* _Stated problem_
Scan the entries below. List each line with "axis".

* _Data for the task_
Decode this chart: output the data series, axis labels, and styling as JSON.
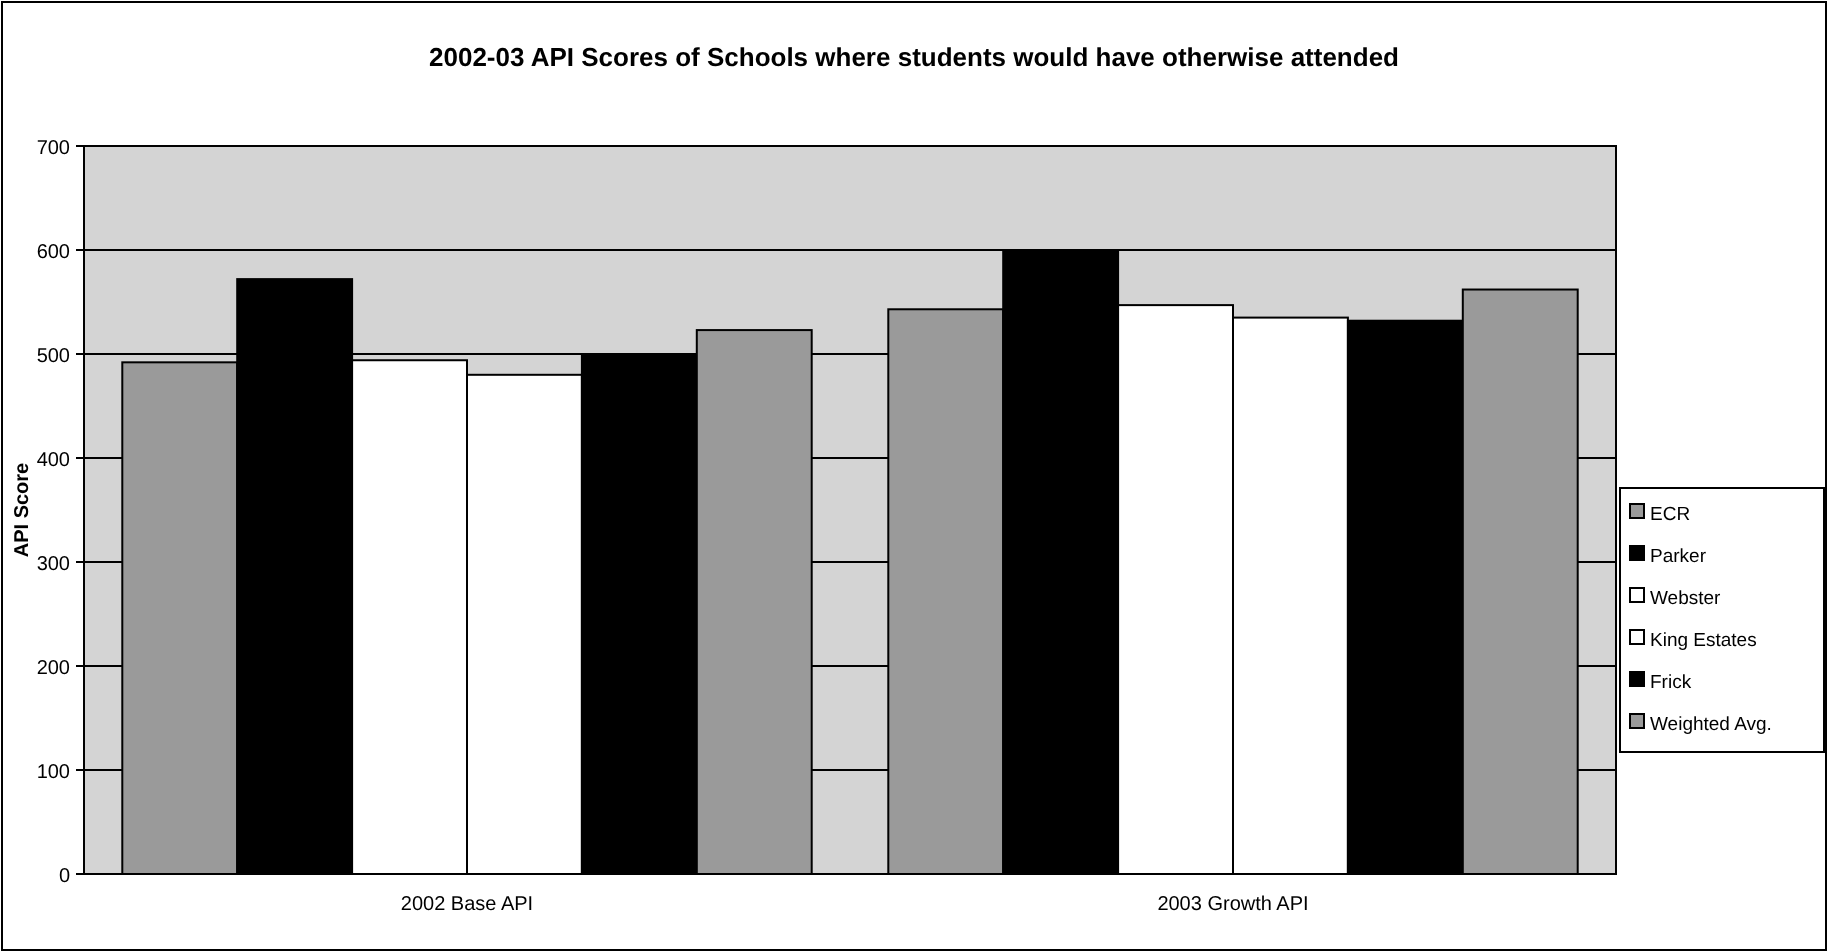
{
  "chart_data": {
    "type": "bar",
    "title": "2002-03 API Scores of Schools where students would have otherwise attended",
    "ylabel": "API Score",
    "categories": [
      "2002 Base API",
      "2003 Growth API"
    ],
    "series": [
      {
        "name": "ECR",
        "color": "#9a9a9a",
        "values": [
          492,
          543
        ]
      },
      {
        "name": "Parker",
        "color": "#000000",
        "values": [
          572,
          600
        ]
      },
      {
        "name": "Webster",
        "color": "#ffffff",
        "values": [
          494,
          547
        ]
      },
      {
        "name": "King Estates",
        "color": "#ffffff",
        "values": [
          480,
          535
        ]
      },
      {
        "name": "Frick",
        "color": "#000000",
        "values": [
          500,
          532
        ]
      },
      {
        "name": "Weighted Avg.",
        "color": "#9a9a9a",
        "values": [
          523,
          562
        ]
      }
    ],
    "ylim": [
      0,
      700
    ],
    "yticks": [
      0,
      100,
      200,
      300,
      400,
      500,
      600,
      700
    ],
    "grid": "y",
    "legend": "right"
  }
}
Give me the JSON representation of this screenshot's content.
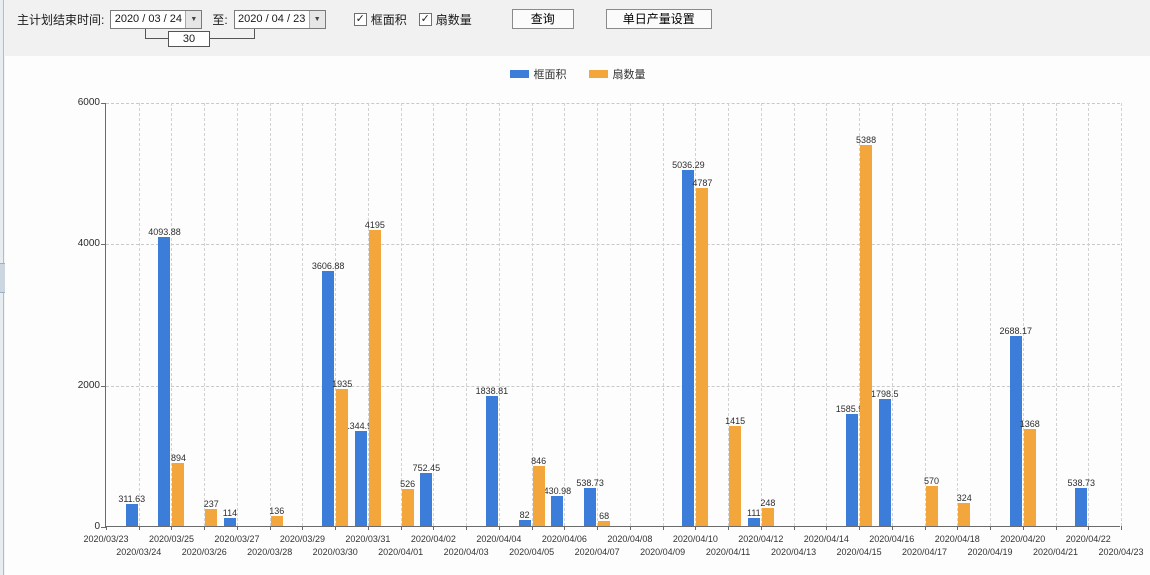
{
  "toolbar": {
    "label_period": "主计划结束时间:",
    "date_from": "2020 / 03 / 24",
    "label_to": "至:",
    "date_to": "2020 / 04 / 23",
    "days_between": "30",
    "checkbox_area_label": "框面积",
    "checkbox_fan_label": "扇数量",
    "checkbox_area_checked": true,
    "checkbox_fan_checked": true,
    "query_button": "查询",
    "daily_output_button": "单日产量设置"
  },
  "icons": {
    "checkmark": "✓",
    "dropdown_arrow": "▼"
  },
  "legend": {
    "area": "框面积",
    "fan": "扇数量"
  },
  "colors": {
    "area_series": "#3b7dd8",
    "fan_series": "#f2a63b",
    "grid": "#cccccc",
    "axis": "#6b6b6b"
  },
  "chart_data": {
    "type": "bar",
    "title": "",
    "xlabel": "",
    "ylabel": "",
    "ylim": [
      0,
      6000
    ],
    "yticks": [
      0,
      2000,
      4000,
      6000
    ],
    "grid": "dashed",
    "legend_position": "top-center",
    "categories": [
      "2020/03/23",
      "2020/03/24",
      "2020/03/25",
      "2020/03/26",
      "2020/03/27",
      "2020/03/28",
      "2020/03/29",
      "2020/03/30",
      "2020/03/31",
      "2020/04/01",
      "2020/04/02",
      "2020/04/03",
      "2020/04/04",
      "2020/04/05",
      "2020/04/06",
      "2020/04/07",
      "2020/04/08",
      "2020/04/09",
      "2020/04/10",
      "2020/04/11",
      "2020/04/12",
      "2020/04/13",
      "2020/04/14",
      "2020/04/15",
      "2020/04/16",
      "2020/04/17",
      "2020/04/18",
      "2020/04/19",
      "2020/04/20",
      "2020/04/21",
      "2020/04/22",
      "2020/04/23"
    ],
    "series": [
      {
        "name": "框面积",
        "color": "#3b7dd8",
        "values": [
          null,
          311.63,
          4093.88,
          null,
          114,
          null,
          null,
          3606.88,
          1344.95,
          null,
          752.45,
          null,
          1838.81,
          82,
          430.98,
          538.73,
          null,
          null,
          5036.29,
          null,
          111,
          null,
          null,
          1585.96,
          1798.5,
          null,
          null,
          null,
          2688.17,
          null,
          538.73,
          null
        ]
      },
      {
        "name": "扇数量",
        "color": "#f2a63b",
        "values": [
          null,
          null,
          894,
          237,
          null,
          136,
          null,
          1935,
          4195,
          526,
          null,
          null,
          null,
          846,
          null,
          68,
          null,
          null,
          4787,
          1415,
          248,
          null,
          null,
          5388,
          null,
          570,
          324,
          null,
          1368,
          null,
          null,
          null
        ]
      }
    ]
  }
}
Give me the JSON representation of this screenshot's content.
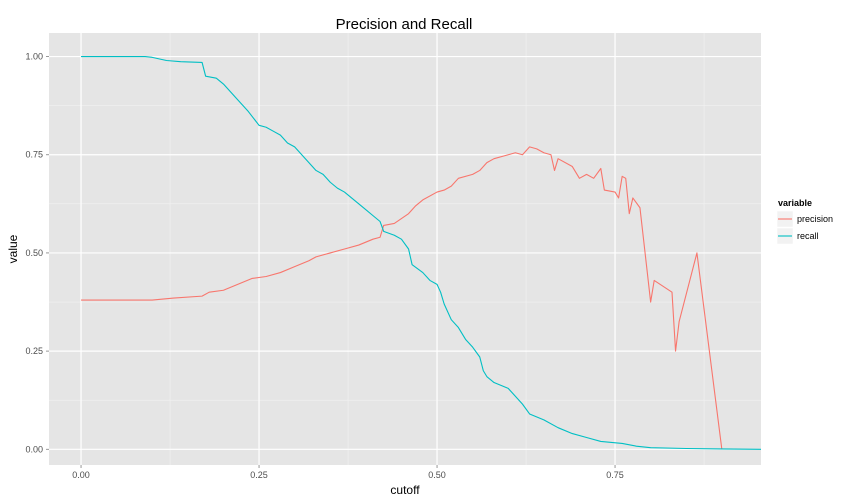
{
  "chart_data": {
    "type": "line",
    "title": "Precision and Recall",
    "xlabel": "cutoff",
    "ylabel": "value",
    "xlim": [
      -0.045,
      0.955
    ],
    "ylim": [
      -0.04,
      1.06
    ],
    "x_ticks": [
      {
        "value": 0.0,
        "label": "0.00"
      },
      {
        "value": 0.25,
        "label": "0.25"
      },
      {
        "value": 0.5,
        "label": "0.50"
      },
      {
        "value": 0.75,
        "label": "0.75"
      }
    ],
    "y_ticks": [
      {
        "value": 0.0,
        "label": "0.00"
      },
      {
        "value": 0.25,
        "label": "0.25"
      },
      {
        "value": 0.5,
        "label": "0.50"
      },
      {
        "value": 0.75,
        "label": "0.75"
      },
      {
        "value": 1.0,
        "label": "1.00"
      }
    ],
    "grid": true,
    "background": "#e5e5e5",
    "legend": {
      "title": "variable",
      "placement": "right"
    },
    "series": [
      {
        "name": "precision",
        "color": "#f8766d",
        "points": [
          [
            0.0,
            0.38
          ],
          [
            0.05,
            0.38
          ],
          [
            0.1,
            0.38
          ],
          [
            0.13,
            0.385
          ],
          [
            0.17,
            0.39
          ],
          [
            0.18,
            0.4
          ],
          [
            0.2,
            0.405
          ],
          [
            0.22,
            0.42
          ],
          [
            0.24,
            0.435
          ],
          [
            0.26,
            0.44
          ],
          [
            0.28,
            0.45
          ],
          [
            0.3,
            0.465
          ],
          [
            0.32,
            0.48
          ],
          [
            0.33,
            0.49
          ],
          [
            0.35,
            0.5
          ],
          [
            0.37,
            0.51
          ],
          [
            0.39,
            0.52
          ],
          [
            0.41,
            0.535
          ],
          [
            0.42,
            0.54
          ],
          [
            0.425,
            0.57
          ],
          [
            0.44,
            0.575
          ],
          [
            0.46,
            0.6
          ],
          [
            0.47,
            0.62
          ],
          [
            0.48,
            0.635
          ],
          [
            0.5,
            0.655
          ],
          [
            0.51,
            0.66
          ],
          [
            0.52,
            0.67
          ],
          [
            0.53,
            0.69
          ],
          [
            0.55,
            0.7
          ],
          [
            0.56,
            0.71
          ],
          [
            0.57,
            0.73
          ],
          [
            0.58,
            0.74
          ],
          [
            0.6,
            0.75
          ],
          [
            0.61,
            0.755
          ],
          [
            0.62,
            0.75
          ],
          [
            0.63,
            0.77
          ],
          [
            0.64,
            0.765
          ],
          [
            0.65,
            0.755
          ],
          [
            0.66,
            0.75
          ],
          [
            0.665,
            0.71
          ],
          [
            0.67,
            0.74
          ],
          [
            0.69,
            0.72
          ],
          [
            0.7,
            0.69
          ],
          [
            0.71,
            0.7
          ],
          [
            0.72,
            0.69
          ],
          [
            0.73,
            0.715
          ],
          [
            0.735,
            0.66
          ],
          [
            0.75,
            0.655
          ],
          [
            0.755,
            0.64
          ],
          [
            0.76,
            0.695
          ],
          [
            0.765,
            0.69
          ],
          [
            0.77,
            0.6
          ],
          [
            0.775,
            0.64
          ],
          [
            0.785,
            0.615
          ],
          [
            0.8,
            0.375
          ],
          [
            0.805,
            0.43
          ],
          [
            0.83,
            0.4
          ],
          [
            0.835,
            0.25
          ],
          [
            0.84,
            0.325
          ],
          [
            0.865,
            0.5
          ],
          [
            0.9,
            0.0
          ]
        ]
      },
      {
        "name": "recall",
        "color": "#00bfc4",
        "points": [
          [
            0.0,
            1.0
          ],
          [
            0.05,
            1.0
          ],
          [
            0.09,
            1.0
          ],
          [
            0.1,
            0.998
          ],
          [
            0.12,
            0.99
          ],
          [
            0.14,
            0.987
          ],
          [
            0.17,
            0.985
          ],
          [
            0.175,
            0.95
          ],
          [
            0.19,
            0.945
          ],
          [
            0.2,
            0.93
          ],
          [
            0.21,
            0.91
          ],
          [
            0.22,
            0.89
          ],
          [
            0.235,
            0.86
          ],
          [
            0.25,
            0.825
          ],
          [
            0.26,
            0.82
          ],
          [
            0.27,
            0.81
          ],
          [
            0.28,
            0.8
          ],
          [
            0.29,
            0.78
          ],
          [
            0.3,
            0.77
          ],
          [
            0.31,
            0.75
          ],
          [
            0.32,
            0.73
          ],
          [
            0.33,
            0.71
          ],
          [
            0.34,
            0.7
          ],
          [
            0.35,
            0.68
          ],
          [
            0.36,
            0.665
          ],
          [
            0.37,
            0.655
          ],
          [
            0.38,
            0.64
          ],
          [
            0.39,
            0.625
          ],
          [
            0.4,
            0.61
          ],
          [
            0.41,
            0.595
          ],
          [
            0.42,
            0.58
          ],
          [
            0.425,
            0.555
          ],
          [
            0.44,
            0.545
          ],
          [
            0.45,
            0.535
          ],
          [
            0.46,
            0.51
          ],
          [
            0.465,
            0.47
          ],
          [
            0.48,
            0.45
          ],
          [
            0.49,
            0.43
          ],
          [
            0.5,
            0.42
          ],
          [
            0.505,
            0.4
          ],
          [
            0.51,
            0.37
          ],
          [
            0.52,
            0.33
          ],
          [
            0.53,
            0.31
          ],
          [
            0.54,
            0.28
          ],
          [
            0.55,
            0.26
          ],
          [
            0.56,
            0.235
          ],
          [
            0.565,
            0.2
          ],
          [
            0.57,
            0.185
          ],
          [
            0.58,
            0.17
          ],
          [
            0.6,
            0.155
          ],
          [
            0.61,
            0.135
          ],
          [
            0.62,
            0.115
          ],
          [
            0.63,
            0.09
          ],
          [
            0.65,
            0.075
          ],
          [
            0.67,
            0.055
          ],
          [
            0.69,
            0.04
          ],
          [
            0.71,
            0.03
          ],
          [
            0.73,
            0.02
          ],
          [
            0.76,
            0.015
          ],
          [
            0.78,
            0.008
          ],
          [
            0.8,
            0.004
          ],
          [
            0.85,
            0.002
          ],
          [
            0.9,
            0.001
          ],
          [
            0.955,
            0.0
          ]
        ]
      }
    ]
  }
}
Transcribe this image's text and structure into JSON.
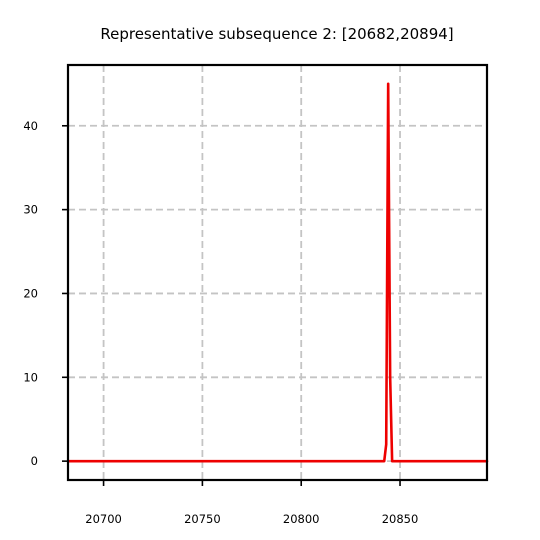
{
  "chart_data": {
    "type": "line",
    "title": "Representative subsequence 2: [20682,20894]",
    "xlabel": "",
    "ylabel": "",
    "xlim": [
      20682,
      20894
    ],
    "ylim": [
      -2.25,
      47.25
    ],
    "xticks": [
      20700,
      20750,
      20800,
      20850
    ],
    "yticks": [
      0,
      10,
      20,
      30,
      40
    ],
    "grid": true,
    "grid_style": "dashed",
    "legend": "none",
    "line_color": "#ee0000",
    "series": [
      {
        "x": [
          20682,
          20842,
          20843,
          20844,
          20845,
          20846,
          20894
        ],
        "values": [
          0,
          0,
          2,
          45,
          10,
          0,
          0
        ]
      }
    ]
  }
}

* _Final answer_
Decode this chart: output the data series, axis labels, and styling as JSON.
    "axis": "#6b6b6b"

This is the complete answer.